Given exercise -
Write out the entries verbatim and leave the images out of the copy.
+++ Stored records +++
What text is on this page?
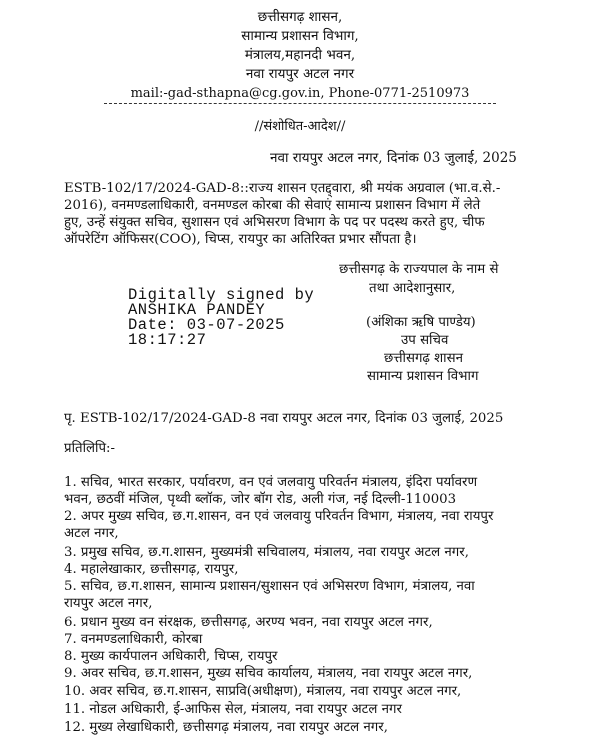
छत्तीसगढ़ शासन,
सामान्य प्रशासन विभाग,
मंत्रालय,महानदी भवन,
नवा रायपुर अटल नगर
mail:-gad-sthapna@cg.gov.in, Phone-0771-2510973
//संशोधित-आदेश//
नवा रायपुर अटल नगर, दिनांक 03 जुलाई, 2025
ESTB-102/17/2024-GAD-8::राज्य शासन एतद्द्वारा, श्री मयंक अग्रवाल (भा.व.से.-
2016), वनमण्डलाधिकारी, वनमण्डल कोरबा की सेवाएं सामान्य प्रशासन विभाग में लेते
हुए, उन्हें संयुक्त सचिव, सुशासन एवं अभिसरण विभाग के पद पर पदस्थ करते हुए, चीफ
ऑपरेटिंग ऑफिसर(COO), चिप्स, रायपुर का अतिरिक्त प्रभार सौंपता है।
छत्तीसगढ़ के राज्यपाल के नाम से
तथा आदेशानुसार,
Digitally signed by
ANSHIKA PANDEY
Date: 03-07-2025
18:17:27
(अंशिका ऋषि पाण्डेय)
उप सचिव
छत्तीसगढ़ शासन
सामान्य प्रशासन विभाग
पृ. ESTB-102/17/2024-GAD-8 नवा रायपुर अटल नगर, दिनांक 03 जुलाई, 2025
प्रतिलिपि:-
1. सचिव, भारत सरकार, पर्यावरण, वन एवं जलवायु परिवर्तन मंत्रालय, इंदिरा पर्यावरण
भवन, छठवीं मंजिल, पृथ्वी ब्लॉक, जोर बॉग रोड, अली गंज, नई दिल्ली-110003
2. अपर मुख्य सचिव, छ.ग.शासन, वन एवं जलवायु परिवर्तन विभाग, मंत्रालय, नवा रायपुर
अटल नगर,
3. प्रमुख सचिव, छ.ग.शासन, मुख्यमंत्री सचिवालय, मंत्रालय, नवा रायपुर अटल नगर,
4. महालेखाकार, छत्तीसगढ़, रायपुर,
5. सचिव, छ.ग.शासन, सामान्य प्रशासन/सुशासन एवं अभिसरण विभाग, मंत्रालय, नवा
रायपुर अटल नगर,
6. प्रधान मुख्य वन संरक्षक, छत्तीसगढ़, अरण्य भवन, नवा रायपुर अटल नगर,
7. वनमण्डलाधिकारी, कोरबा
8. मुख्य कार्यपालन अधिकारी, चिप्स, रायपुर
9. अवर सचिव, छ.ग.शासन, मुख्य सचिव कार्यालय, मंत्रालय, नवा रायपुर अटल नगर,
10. अवर सचिव, छ.ग.शासन, साप्रवि(अधीक्षण), मंत्रालय, नवा रायपुर अटल नगर,
11. नोडल अधिकारी, ई-आफिस सेल, मंत्रालय, नवा रायपुर अटल नगर
12. मुख्य लेखाधिकारी, छत्तीसगढ़ मंत्रालय, नवा रायपुर अटल नगर,
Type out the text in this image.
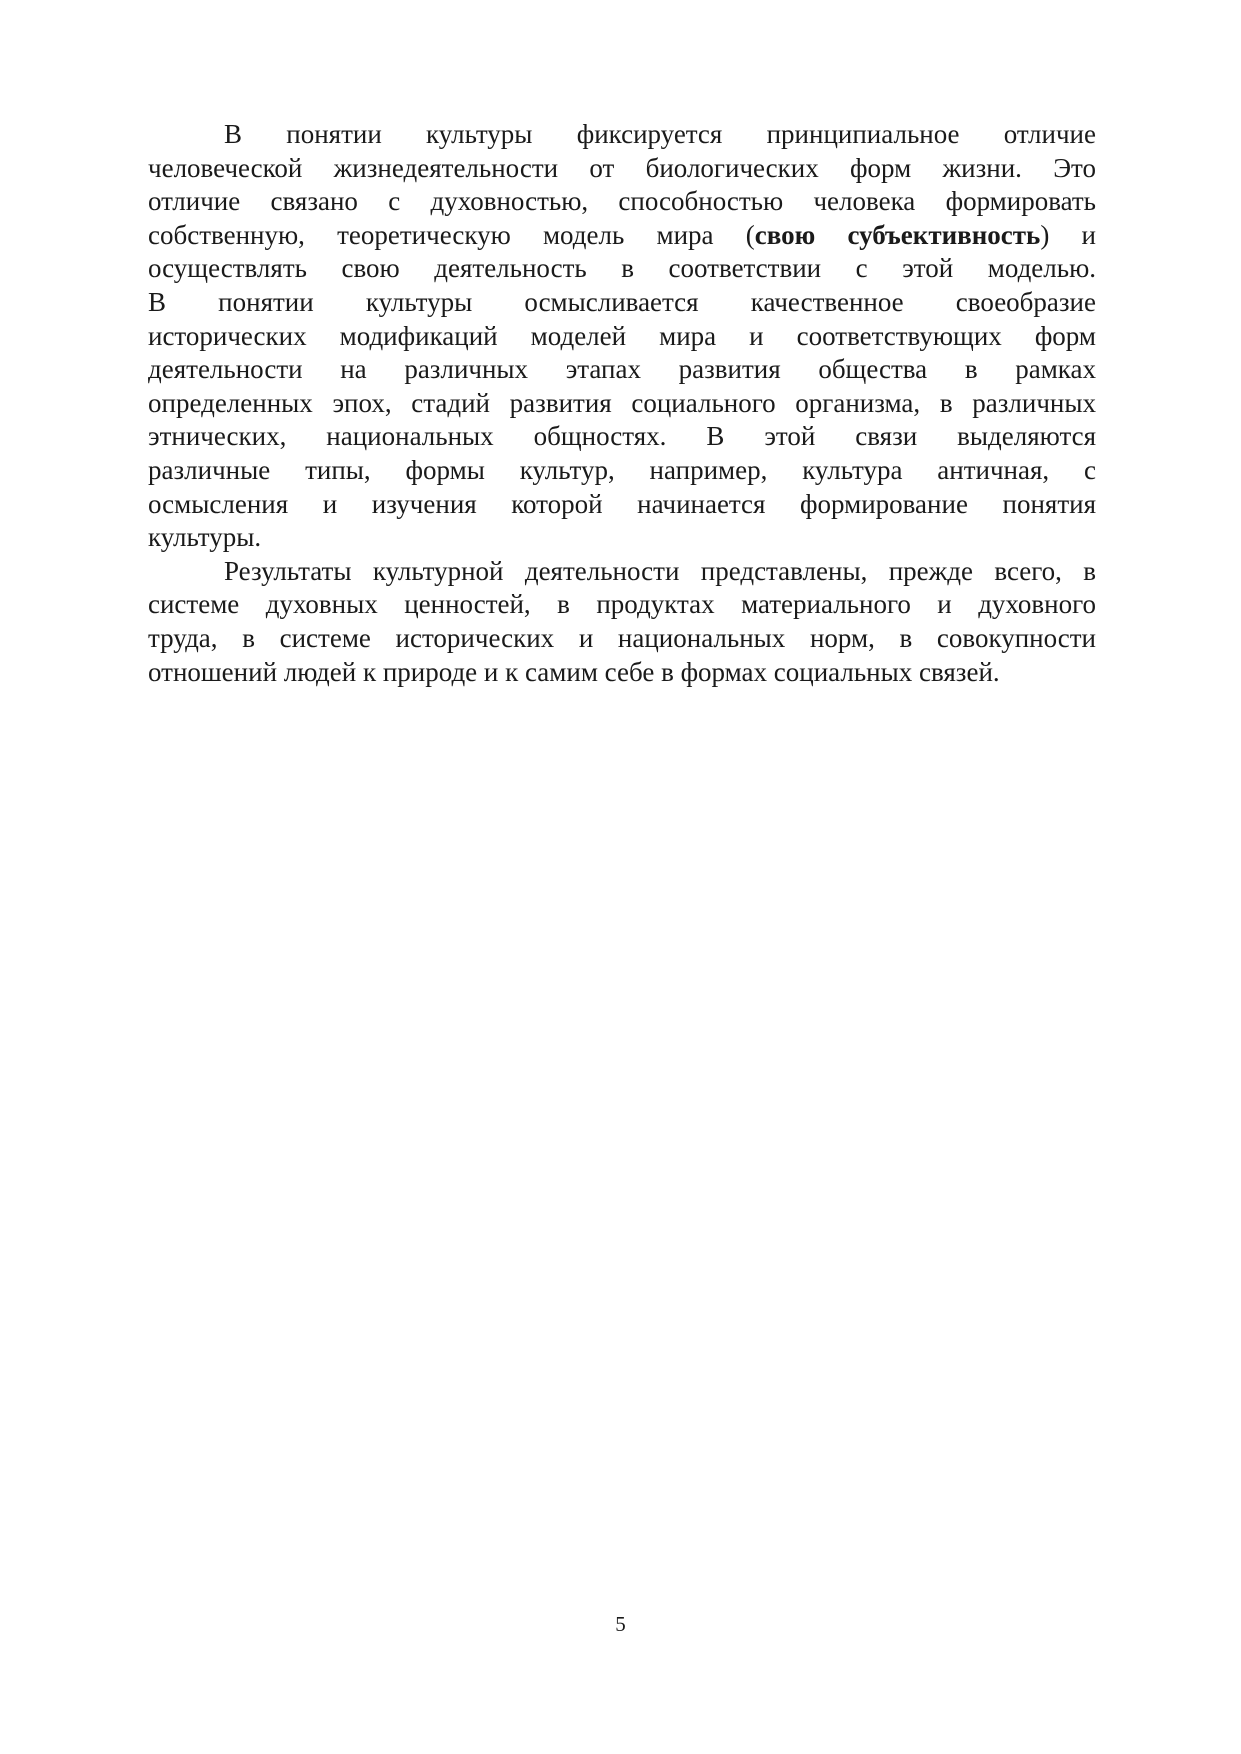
В понятии культуры фиксируется принципиальное отличие
человеческой жизнедеятельности от биологических форм жизни. Это
отличие связано с духовностью, способностью человека формировать
собственную, теоретическую модель мира (свою субъективность) и
осуществлять свою деятельность в соответствии с этой моделью.
В понятии культуры осмысливается качественное своеобразие
исторических модификаций моделей мира и соответствующих форм
деятельности на различных этапах развития общества в рамках
определенных эпох, стадий развития социального организма, в различных
этнических, национальных общностях. В этой связи выделяются
различные типы, формы культур, например, культура античная, с
осмысления и изучения которой начинается формирование понятия
культуры.
Результаты культурной деятельности представлены, прежде всего, в
системе духовных ценностей, в продуктах материального и духовного
труда, в системе исторических и национальных норм, в совокупности
отношений людей к природе и к самим себе в формах социальных связей.
5
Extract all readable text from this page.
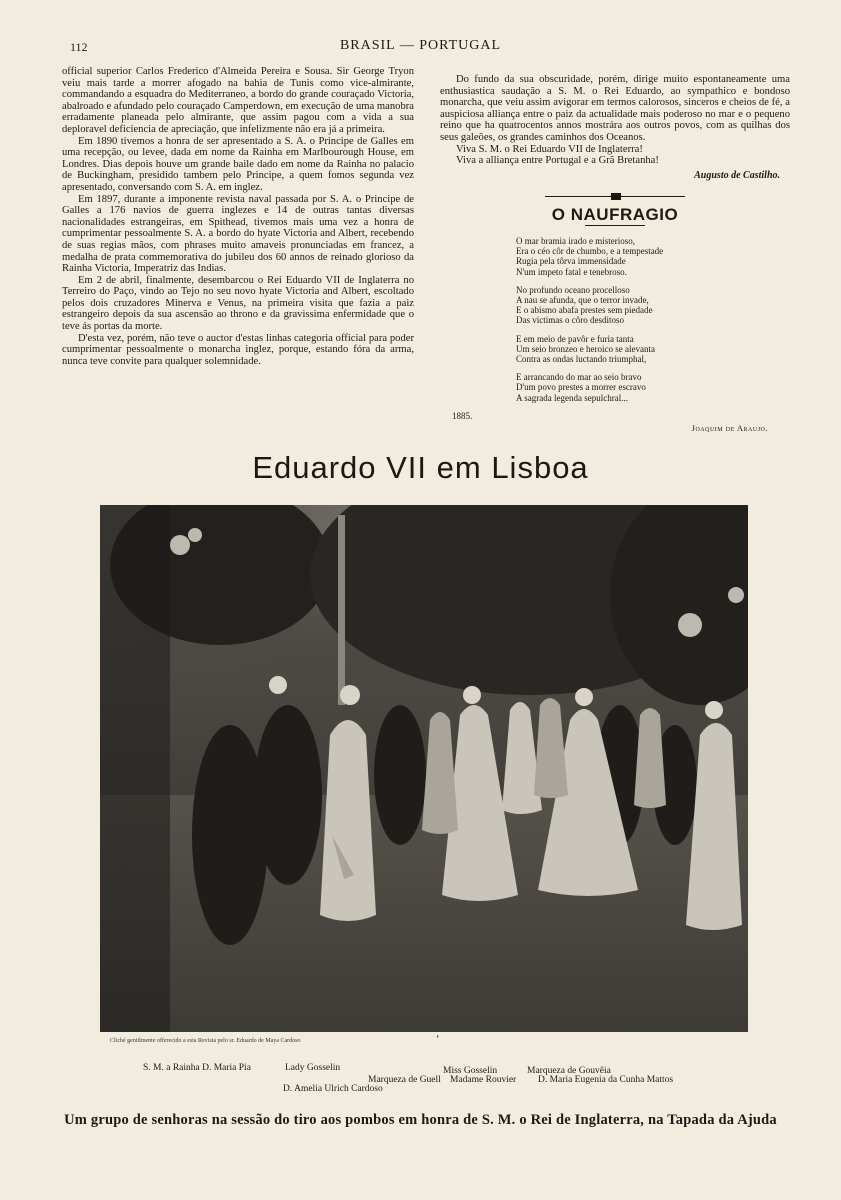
112	BRASIL — PORTUGAL

official superior Carlos Frederico d'Almeida Pereira e Sousa. Sir George Tryon veiu mais tarde a morrer afogado na bahia de Tunis como vice-almirante, commandando a esquadra do Mediterraneo, a bordo do grande couraçado Victoria, abalroado e afundado pelo couraçado Camperdown, em execução de uma manobra erradamente planeada pelo almirante, que assim pagou com a vida a sua deploravel deficiencia de apreciação, que infelizmente não era já a primeira.

Em 1890 tivemos a honra de ser apresentado a S. A. o Principe de Galles em uma recepção, ou levee, dada em nome da Rainha em Marlbourough House, em Londres. Dias depois houve um grande baile dado em nome da Rainha no palacio de Buckingham, presidido tambem pelo Principe, a quem fomos segunda vez apresentado, conversando com S. A. em inglez.

Em 1897, durante a imponente revista naval passada por S. A. o Principe de Galles a 176 navios de guerra inglezes e 14 de outras tantas diversas nacionalidades estrangeiras, em Spithead, tivemos mais uma vez a honra de cumprimentar pessoalmente S. A. a bordo do hyate Victoria and Albert, recebendo de suas regias mãos, com phrases muito amaveis pronunciadas em francez, a medalha de prata commemorativa do jubileu dos 60 annos de reinado glorioso da Rainha Victoria, Imperatriz das Indias.

Em 2 de abril, finalmente, desembarcou o Rei Eduardo VII de Inglaterra no Terreiro do Paço, vindo ao Tejo no seu novo hyate Victoria and Albert, escoltado pelos dois cruzadores Minerva e Venus, na primeira visita que fazia a paiz estrangeiro depois da sua ascensão ao throno e da gravissima enfermidade que o teve ás portas da morte.

D'esta vez, porém, não teve o auctor d'estas linhas categoria official para poder cumprimentar pessoalmente o monarcha inglez, porque, estando fóra da arma, nunca teve convite para qualquer solemnidade.

Do fundo da sua obscuridade, porém, dirige muito espontaneamente uma enthusiastica saudação a S. M. o Rei Eduardo, ao sympathico e bondoso monarcha, que veiu assim avigorar em termos calorosos, sinceros e cheios de fé, a auspiciosa alliança entre o paiz da actualidade mais poderoso no mar e o pequeno reino que ha quatrocentos annos mostrára aos outros povos, com as quilhas dos seus galeões, os grandes caminhos dos Oceanos.

Viva S. M. o Rei Eduardo VII de Inglaterra!

Viva a alliança entre Portugal e a Grã Bretanha!

Augusto de Castilho.
O NAUFRAGIO
O mar bramia irado e misterioso,
Era o céo côr de chumbo, e a tempestade
Rugia pela tôrva immensidade
N'um impeto fatal e tenebroso.
No profundo oceano procelloso
A nau se afunda, que o terror invade,
E o abismo abafa prestes sem piedade
Das victimas o côro desditoso
E em meio de pavôr e furia tanta
Um seio bronzeo e heroico se alevanta
Contra as ondas luctando triumphal,
E arrancando do mar ao seio bravo
D'um povo prestes a morrer escravo
A sagrada legenda sepulchral...
1885.
Joaquim de Araujo.
Eduardo VII em Lisboa
Cliché gentilmente offerecido a esta Revista pelo sr. Eduardo de Maya Cardoso	ʻ
S. M. a Rainha D. Maria Pia	Lady Gosselin	Miss Gosselin	Marqueza de Gouvêia
Marqueza de Guell Madame Rouvier D. Maria Eugenia da Cunha Mattos
D. Amelia Ulrich Cardoso
Um grupo de senhoras na sessão do tiro aos pombos em honra de S. M. o Rei de Inglaterra, na Tapada da Ajuda
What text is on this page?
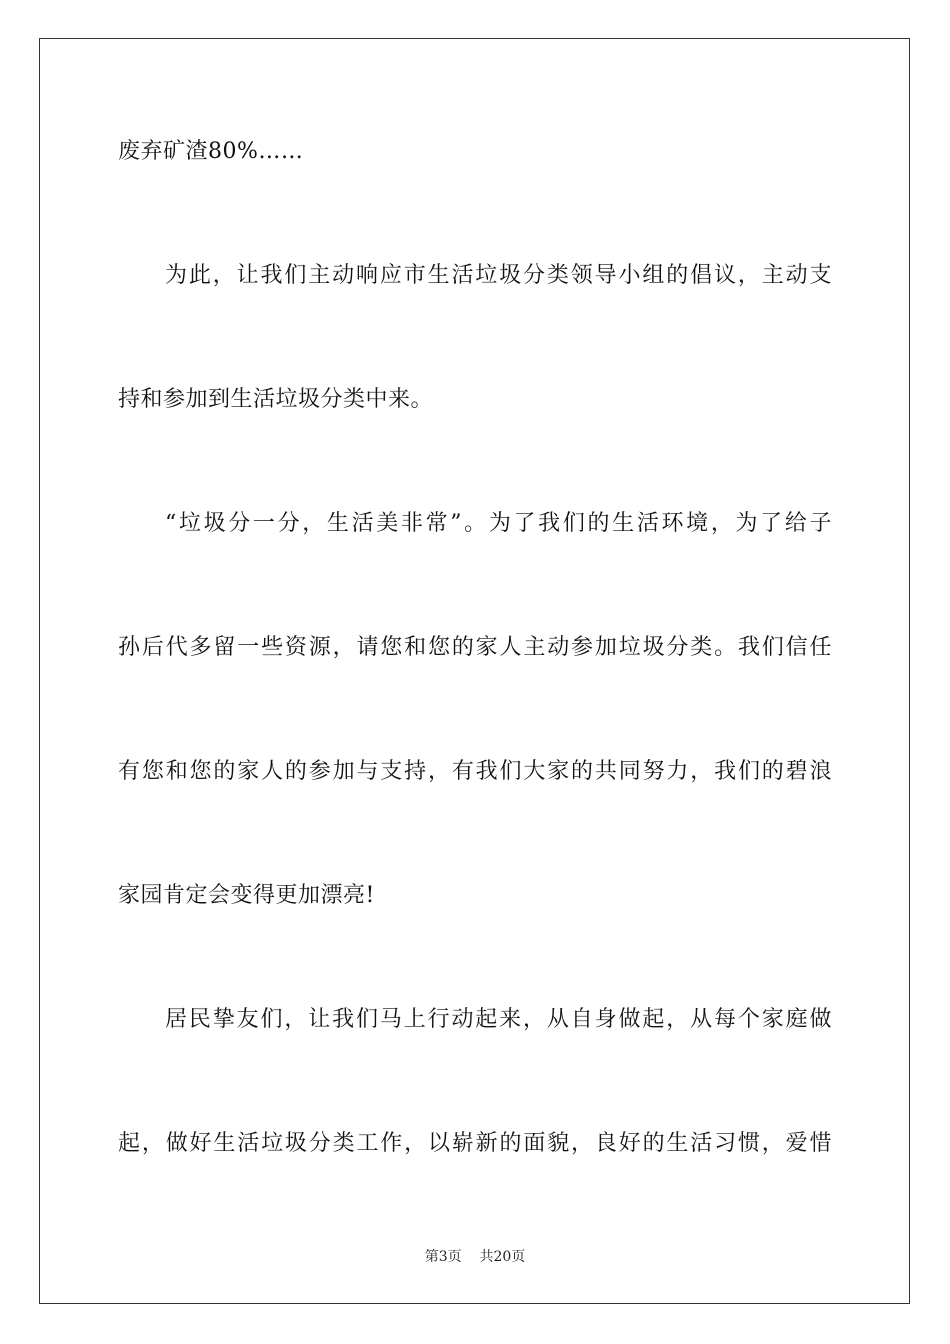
废弃矿渣80%……
为此，让我们主动响应市生活垃圾分类领导小组的倡议，主动支
持和参加到生活垃圾分类中来。
“垃圾分一分，生活美非常”。为了我们的生活环境，为了给子
孙后代多留一些资源，请您和您的家人主动参加垃圾分类。我们信任
有您和您的家人的参加与支持，有我们大家的共同努力，我们的碧浪
家园肯定会变得更加漂亮!
居民挚友们，让我们马上行动起来，从自身做起，从每个家庭做
起，做好生活垃圾分类工作，以崭新的面貌，良好的生活习惯，爱惜
第3页 共20页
+++
Output of the exercise -
What text is on this page?
छत्तीसगढ़ शासन,
सामान्य प्रशासन विभाग,
मंत्रालय,महानदी भवन,
नवा रायपुर अटल नगर
mail:-gad-sthapna@cg.gov.in, Phone-0771-2510973
//संशोधित-आदेश//
नवा रायपुर अटल नगर, दिनांक 03 जुलाई, 2025
ESTB-102/17/2024-GAD-8::राज्य शासन एतद्द्वारा, श्री मयंक अग्रवाल (भा.व.से.-
2016), वनमण्डलाधिकारी, वनमण्डल कोरबा की सेवाएं सामान्य प्रशासन विभाग में लेते
हुए, उन्हें संयुक्त सचिव, सुशासन एवं अभिसरण विभाग के पद पर पदस्थ करते हुए, चीफ
ऑपरेटिंग ऑफिसर(COO), चिप्स, रायपुर का अतिरिक्त प्रभार सौंपता है।
छत्तीसगढ़ के राज्यपाल के नाम से
तथा आदेशानुसार,
Digitally signed by
ANSHIKA PANDEY
Date: 03-07-2025
18:17:27
(अंशिका ऋषि पाण्डेय)
उप सचिव
छत्तीसगढ़ शासन
सामान्य प्रशासन विभाग
पृ. ESTB-102/17/2024-GAD-8 नवा रायपुर अटल नगर, दिनांक 03 जुलाई, 2025
प्रतिलिपि:-
1. सचिव, भारत सरकार, पर्यावरण, वन एवं जलवायु परिवर्तन मंत्रालय, इंदिरा पर्यावरण
भवन, छठवीं मंजिल, पृथ्वी ब्लॉक, जोर बॉग रोड, अली गंज, नई दिल्ली-110003
2. अपर मुख्य सचिव, छ.ग.शासन, वन एवं जलवायु परिवर्तन विभाग, मंत्रालय, नवा रायपुर
अटल नगर,
3. प्रमुख सचिव, छ.ग.शासन, मुख्यमंत्री सचिवालय, मंत्रालय, नवा रायपुर अटल नगर,
4. महालेखाकार, छत्तीसगढ़, रायपुर,
5. सचिव, छ.ग.शासन, सामान्य प्रशासन/सुशासन एवं अभिसरण विभाग, मंत्रालय, नवा
रायपुर अटल नगर,
6. प्रधान मुख्य वन संरक्षक, छत्तीसगढ़, अरण्य भवन, नवा रायपुर अटल नगर,
7. वनमण्डलाधिकारी, कोरबा
8. मुख्य कार्यपालन अधिकारी, चिप्स, रायपुर
9. अवर सचिव, छ.ग.शासन, मुख्य सचिव कार्यालय, मंत्रालय, नवा रायपुर अटल नगर,
10. अवर सचिव, छ.ग.शासन, साप्रवि(अधीक्षण), मंत्रालय, नवा रायपुर अटल नगर,
11. नोडल अधिकारी, ई-आफिस सेल, मंत्रालय, नवा रायपुर अटल नगर
12. मुख्य लेखाधिकारी, छत्तीसगढ़ मंत्रालय, नवा रायपुर अटल नगर,
Type out the text in this image.
В понятии культуры фиксируется принципиальное отличие
человеческой жизнедеятельности от биологических форм жизни. Это
отличие связано с духовностью, способностью человека формировать
собственную, теоретическую модель мира (свою субъективность) и
осуществлять свою деятельность в соответствии с этой моделью.
В понятии культуры осмысливается качественное своеобразие
исторических модификаций моделей мира и соответствующих форм
деятельности на различных этапах развития общества в рамках
определенных эпох, стадий развития социального организма, в различных
этнических, национальных общностях. В этой связи выделяются
различные типы, формы культур, например, культура античная, с
осмысления и изучения которой начинается формирование понятия
культуры.
Результаты культурной деятельности представлены, прежде всего, в
системе духовных ценностей, в продуктах материального и духовного
труда, в системе исторических и национальных норм, в совокупности
отношений людей к природе и к самим себе в формах социальных связей.
5
Extract all readable text from this page.
112	BRASIL — PORTUGAL

official superior Carlos Frederico d'Almeida Pereira e Sousa. Sir George Tryon veiu mais tarde a morrer afogado na bahia de Tunis como vice-almirante, commandando a esquadra do Mediterraneo, a bordo do grande couraçado Victoria, abalroado e afundado pelo couraçado Camperdown, em execução de uma manobra erradamente planeada pelo almirante, que assim pagou com a vida a sua deploravel deficiencia de apreciação, que infelizmente não era já a primeira.

Em 1890 tivemos a honra de ser apresentado a S. A. o Principe de Galles em uma recepção, ou levee, dada em nome da Rainha em Marlbourough House, em Londres. Dias depois houve um grande baile dado em nome da Rainha no palacio de Buckingham, presidido tambem pelo Principe, a quem fomos segunda vez apresentado, conversando com S. A. em inglez.

Em 1897, durante a imponente revista naval passada por S. A. o Principe de Galles a 176 navios de guerra inglezes e 14 de outras tantas diversas nacionalidades estrangeiras, em Spithead, tivemos mais uma vez a honra de cumprimentar pessoalmente S. A. a bordo do hyate Victoria and Albert, recebendo de suas regias mãos, com phrases muito amaveis pronunciadas em francez, a medalha de prata commemorativa do jubileu dos 60 annos de reinado glorioso da Rainha Victoria, Imperatriz das Indias.

Em 2 de abril, finalmente, desembarcou o Rei Eduardo VII de Inglaterra no Terreiro do Paço, vindo ao Tejo no seu novo hyate Victoria and Albert, escoltado pelos dois cruzadores Minerva e Venus, na primeira visita que fazia a paiz estrangeiro depois da sua ascensão ao throno e da gravissima enfermidade que o teve ás portas da morte.

D'esta vez, porém, não teve o auctor d'estas linhas categoria official para poder cumprimentar pessoalmente o monarcha inglez, porque, estando fóra da arma, nunca teve convite para qualquer solemnidade.

Do fundo da sua obscuridade, porém, dirige muito espontaneamente uma enthusiastica saudação a S. M. o Rei Eduardo, ao sympathico e bondoso monarcha, que veiu assim avigorar em termos calorosos, sinceros e cheios de fé, a auspiciosa alliança entre o paiz da actualidade mais poderoso no mar e o pequeno reino que ha quatrocentos annos mostrára aos outros povos, com as quilhas dos seus galeões, os grandes caminhos dos Oceanos.

Viva S. M. o Rei Eduardo VII de Inglaterra!

Viva a alliança entre Portugal e a Grã Bretanha!

Augusto de Castilho.
O NAUFRAGIO
O mar bramia irado e misterioso,
Era o céo côr de chumbo, e a tempestade
Rugia pela tôrva immensidade
N'um impeto fatal e tenebroso.
No profundo oceano procelloso
A nau se afunda, que o terror invade,
E o abismo abafa prestes sem piedade
Das victimas o côro desditoso
E em meio de pavôr e furia tanta
Um seio bronzeo e heroico se alevanta
Contra as ondas luctando triumphal,
E arrancando do mar ao seio bravo
D'um povo prestes a morrer escravo
A sagrada legenda sepulchral...
1885.
Joaquim de Araujo.
Eduardo VII em Lisboa
Cliché gentilmente offerecido a esta Revista pelo sr. Eduardo de Maya Cardoso	ʻ
S. M. a Rainha D. Maria Pia	Lady Gosselin	Miss Gosselin	Marqueza de Gouvêia
Marqueza de Guell Madame Rouvier D. Maria Eugenia da Cunha Mattos
D. Amelia Ulrich Cardoso
Um grupo de senhoras na sessão do tiro aos pombos em honra de S. M. o Rei de Inglaterra, na Tapada da Ajuda
What text is on this page?
废弃矿渣80%……
为此，让我们主动响应市生活垃圾分类领导小组的倡议，主动支
持和参加到生活垃圾分类中来。
“垃圾分一分，生活美非常”。为了我们的生活环境，为了给子
孙后代多留一些资源，请您和您的家人主动参加垃圾分类。我们信任
有您和您的家人的参加与支持，有我们大家的共同努力，我们的碧浪
家园肯定会变得更加漂亮!
居民挚友们，让我们马上行动起来，从自身做起，从每个家庭做
起，做好生活垃圾分类工作，以崭新的面貌，良好的生活习惯，爱惜
第3页 共20页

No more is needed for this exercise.